DIRECTIONS FOR THIS TASK:
Look below. Copy each line that has "JSON" in it.

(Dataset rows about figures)
=====
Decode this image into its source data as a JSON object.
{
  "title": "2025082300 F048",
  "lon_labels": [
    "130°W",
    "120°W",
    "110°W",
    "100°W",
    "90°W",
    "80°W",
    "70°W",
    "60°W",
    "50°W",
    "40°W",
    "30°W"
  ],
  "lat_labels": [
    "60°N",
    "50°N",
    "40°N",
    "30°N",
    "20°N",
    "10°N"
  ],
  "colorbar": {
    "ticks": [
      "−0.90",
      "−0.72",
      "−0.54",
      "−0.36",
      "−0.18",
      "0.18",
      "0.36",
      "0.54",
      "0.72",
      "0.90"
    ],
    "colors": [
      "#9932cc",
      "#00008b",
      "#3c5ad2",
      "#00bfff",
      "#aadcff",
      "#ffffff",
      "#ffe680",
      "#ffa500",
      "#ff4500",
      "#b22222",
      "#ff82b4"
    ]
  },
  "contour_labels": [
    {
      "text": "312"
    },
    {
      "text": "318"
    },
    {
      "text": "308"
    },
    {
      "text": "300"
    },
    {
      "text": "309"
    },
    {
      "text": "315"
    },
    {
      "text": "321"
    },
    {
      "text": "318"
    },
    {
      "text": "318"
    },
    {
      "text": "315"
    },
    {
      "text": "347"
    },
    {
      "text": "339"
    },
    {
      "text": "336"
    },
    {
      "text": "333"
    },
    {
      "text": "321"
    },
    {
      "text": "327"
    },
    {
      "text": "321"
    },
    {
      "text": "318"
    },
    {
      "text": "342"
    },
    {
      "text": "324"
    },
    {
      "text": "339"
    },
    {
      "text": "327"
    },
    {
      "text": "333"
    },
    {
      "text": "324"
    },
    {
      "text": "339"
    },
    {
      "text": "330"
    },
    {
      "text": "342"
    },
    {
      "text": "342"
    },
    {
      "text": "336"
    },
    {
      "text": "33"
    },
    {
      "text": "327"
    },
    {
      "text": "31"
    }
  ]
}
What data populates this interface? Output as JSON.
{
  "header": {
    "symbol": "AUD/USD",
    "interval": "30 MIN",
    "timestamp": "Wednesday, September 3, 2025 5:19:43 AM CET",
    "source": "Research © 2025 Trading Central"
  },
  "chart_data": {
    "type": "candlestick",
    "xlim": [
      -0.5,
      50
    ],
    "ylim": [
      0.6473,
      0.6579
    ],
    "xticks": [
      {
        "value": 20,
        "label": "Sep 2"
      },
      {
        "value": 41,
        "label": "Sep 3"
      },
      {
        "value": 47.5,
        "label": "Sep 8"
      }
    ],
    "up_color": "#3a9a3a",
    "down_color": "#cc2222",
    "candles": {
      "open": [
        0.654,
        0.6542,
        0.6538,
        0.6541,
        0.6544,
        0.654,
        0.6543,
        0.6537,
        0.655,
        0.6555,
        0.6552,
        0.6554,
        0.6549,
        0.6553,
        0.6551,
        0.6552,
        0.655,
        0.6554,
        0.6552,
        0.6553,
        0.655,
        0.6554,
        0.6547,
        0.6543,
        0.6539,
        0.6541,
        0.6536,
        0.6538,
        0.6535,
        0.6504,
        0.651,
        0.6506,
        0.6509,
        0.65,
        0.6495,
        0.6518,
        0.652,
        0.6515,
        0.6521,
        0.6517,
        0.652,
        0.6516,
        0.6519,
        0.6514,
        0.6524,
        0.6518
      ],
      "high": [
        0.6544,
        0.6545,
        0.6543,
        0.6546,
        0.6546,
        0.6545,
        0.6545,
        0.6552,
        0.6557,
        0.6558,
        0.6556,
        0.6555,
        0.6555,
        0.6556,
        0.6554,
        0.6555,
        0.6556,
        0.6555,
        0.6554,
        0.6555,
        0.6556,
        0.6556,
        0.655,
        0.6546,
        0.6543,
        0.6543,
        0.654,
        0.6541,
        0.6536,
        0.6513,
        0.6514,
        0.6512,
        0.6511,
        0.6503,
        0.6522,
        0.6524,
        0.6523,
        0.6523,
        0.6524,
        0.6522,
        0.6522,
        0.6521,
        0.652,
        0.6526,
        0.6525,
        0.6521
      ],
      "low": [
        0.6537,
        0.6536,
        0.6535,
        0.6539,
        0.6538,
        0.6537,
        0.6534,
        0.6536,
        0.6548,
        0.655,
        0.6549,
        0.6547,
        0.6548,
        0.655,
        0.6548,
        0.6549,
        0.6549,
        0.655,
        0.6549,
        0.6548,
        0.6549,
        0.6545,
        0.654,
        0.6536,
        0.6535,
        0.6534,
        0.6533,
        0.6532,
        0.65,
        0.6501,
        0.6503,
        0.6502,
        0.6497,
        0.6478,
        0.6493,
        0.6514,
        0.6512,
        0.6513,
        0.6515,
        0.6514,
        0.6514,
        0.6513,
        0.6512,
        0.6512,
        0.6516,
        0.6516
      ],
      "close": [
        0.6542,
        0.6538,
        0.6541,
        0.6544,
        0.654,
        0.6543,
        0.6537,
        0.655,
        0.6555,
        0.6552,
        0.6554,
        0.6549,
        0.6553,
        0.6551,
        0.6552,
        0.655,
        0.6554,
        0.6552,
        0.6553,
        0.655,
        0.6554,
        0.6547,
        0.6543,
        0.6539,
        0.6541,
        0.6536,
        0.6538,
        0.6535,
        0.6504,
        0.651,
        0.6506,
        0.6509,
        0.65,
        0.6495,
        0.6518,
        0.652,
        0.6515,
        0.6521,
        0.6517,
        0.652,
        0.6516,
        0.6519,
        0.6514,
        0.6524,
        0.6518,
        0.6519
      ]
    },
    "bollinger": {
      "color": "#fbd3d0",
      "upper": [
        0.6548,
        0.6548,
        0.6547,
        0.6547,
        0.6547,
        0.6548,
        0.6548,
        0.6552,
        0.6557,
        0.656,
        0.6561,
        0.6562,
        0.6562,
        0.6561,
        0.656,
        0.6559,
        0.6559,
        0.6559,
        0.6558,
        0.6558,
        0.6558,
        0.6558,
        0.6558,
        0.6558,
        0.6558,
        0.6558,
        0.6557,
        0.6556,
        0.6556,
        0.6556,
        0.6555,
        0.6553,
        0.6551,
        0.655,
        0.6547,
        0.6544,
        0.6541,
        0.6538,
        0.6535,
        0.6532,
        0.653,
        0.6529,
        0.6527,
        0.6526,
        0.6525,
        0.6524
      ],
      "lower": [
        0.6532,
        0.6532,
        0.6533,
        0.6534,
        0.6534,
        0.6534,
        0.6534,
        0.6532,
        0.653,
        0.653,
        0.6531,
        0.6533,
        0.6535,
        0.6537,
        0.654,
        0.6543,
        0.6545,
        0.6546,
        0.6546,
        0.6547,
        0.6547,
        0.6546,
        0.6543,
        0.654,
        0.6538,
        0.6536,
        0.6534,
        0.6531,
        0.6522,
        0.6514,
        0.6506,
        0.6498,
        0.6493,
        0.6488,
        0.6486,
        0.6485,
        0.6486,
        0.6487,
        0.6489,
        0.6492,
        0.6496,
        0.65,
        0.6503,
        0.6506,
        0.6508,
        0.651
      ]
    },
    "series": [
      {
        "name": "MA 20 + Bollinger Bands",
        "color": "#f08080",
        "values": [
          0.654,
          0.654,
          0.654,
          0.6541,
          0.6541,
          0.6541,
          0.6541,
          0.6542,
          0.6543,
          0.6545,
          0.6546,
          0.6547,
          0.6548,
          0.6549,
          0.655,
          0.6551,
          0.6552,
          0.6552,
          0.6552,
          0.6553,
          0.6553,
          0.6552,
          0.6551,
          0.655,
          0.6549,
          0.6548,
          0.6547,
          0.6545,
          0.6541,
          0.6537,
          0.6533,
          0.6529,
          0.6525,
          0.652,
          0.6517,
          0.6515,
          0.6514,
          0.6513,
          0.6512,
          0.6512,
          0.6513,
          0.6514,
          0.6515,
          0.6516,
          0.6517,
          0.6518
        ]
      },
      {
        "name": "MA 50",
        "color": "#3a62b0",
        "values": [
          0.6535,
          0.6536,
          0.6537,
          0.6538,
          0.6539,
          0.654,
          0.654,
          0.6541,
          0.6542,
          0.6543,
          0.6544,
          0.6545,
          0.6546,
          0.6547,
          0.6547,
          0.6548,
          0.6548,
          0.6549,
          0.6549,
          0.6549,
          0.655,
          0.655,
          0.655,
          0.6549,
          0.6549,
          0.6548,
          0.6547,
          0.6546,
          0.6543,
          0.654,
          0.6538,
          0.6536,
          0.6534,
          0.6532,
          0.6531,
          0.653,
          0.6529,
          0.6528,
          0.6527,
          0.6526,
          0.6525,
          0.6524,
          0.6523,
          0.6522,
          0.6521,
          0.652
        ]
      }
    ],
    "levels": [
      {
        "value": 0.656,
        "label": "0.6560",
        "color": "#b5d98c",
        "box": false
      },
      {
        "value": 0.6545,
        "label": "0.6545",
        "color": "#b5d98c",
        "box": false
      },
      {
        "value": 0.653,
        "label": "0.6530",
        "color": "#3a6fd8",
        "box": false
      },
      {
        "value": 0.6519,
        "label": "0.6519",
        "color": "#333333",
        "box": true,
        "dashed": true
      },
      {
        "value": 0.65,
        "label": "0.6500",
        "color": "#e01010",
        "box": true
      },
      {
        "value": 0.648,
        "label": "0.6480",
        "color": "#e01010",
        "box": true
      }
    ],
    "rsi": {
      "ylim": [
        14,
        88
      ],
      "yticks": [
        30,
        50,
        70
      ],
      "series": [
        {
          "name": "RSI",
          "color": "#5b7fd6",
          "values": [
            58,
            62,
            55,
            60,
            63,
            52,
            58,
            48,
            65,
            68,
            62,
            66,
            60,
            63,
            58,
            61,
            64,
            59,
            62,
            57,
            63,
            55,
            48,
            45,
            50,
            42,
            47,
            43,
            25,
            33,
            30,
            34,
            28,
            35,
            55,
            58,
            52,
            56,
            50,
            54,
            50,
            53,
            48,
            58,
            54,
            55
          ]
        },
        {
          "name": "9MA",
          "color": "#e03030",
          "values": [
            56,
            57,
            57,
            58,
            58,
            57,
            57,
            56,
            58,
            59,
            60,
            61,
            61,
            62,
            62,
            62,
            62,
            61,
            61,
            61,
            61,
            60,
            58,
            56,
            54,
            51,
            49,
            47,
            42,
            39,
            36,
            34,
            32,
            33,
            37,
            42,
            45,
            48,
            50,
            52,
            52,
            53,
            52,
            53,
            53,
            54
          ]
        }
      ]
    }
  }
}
=====
RESULT:
Decode this image into its source data as a JSON object.
What data populates this interface? Output as JSON.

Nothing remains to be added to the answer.